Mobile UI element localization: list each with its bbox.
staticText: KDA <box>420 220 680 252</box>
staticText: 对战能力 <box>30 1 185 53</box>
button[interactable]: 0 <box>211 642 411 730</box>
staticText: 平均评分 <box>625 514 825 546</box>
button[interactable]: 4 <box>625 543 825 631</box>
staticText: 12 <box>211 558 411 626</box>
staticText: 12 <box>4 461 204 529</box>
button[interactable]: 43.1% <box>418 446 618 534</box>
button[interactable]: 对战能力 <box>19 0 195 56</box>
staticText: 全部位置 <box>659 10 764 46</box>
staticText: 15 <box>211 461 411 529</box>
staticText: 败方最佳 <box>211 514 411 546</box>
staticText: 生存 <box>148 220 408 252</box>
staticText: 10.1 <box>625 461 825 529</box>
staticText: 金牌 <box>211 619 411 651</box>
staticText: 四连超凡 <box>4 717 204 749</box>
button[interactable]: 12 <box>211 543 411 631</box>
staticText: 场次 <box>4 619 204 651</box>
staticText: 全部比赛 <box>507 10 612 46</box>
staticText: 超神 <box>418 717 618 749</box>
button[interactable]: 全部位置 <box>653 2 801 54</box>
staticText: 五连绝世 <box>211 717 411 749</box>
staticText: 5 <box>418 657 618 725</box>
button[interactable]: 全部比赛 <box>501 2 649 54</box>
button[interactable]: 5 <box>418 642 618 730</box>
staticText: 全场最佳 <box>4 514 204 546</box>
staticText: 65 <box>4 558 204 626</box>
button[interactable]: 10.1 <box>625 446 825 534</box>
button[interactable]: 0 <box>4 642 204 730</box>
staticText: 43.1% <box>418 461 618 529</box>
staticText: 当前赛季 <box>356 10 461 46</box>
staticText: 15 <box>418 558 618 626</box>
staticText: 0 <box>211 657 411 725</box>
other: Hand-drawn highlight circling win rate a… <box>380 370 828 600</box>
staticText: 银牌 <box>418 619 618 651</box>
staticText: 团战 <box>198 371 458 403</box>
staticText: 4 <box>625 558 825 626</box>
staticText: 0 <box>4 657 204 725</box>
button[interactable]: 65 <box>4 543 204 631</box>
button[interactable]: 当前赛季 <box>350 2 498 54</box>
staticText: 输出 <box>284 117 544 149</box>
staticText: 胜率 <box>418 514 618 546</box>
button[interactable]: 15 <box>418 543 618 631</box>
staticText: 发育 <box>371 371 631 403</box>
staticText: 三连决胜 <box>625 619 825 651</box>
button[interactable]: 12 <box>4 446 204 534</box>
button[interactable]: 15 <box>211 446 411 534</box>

++++

Reproduce all of the rows above without changing a single character, keeping their order and line breaks.

Mobile UI element localization: list each with its bbox.
staticText: KDA <box>420 220 680 252</box>
staticText: 对战能力 <box>30 1 185 53</box>
button[interactable]: 0 <box>211 642 411 730</box>
staticText: 平均评分 <box>625 514 825 546</box>
button[interactable]: 4 <box>625 543 825 631</box>
staticText: 12 <box>211 558 411 626</box>
staticText: 12 <box>4 461 204 529</box>
button[interactable]: 43.1% <box>418 446 618 534</box>
button[interactable]: 对战能力 <box>19 0 195 56</box>
staticText: 全部位置 <box>659 10 764 46</box>
staticText: 15 <box>211 461 411 529</box>
staticText: 败方最佳 <box>211 514 411 546</box>
staticText: 生存 <box>148 220 408 252</box>
staticText: 10.1 <box>625 461 825 529</box>
staticText: 金牌 <box>211 619 411 651</box>
staticText: 四连超凡 <box>4 717 204 749</box>
button[interactable]: 12 <box>211 543 411 631</box>
staticText: 场次 <box>4 619 204 651</box>
staticText: 全部比赛 <box>507 10 612 46</box>
staticText: 超神 <box>418 717 618 749</box>
button[interactable]: 全部位置 <box>653 2 801 54</box>
staticText: 五连绝世 <box>211 717 411 749</box>
staticText: 5 <box>418 657 618 725</box>
button[interactable]: 全部比赛 <box>501 2 649 54</box>
button[interactable]: 5 <box>418 642 618 730</box>
staticText: 全场最佳 <box>4 514 204 546</box>
staticText: 65 <box>4 558 204 626</box>
button[interactable]: 10.1 <box>625 446 825 534</box>
button[interactable]: 0 <box>4 642 204 730</box>
staticText: 43.1% <box>418 461 618 529</box>
staticText: 当前赛季 <box>356 10 461 46</box>
staticText: 15 <box>418 558 618 626</box>
staticText: 0 <box>211 657 411 725</box>
other: Hand-drawn highlight circling win rate a… <box>380 370 828 600</box>
staticText: 银牌 <box>418 619 618 651</box>
staticText: 团战 <box>198 371 458 403</box>
staticText: 4 <box>625 558 825 626</box>
staticText: 0 <box>4 657 204 725</box>
button[interactable]: 65 <box>4 543 204 631</box>
button[interactable]: 当前赛季 <box>350 2 498 54</box>
staticText: 输出 <box>284 117 544 149</box>
staticText: 胜率 <box>418 514 618 546</box>
button[interactable]: 15 <box>418 543 618 631</box>
staticText: 发育 <box>371 371 631 403</box>
staticText: 三连决胜 <box>625 619 825 651</box>
button[interactable]: 12 <box>4 446 204 534</box>
button[interactable]: 15 <box>211 446 411 534</box>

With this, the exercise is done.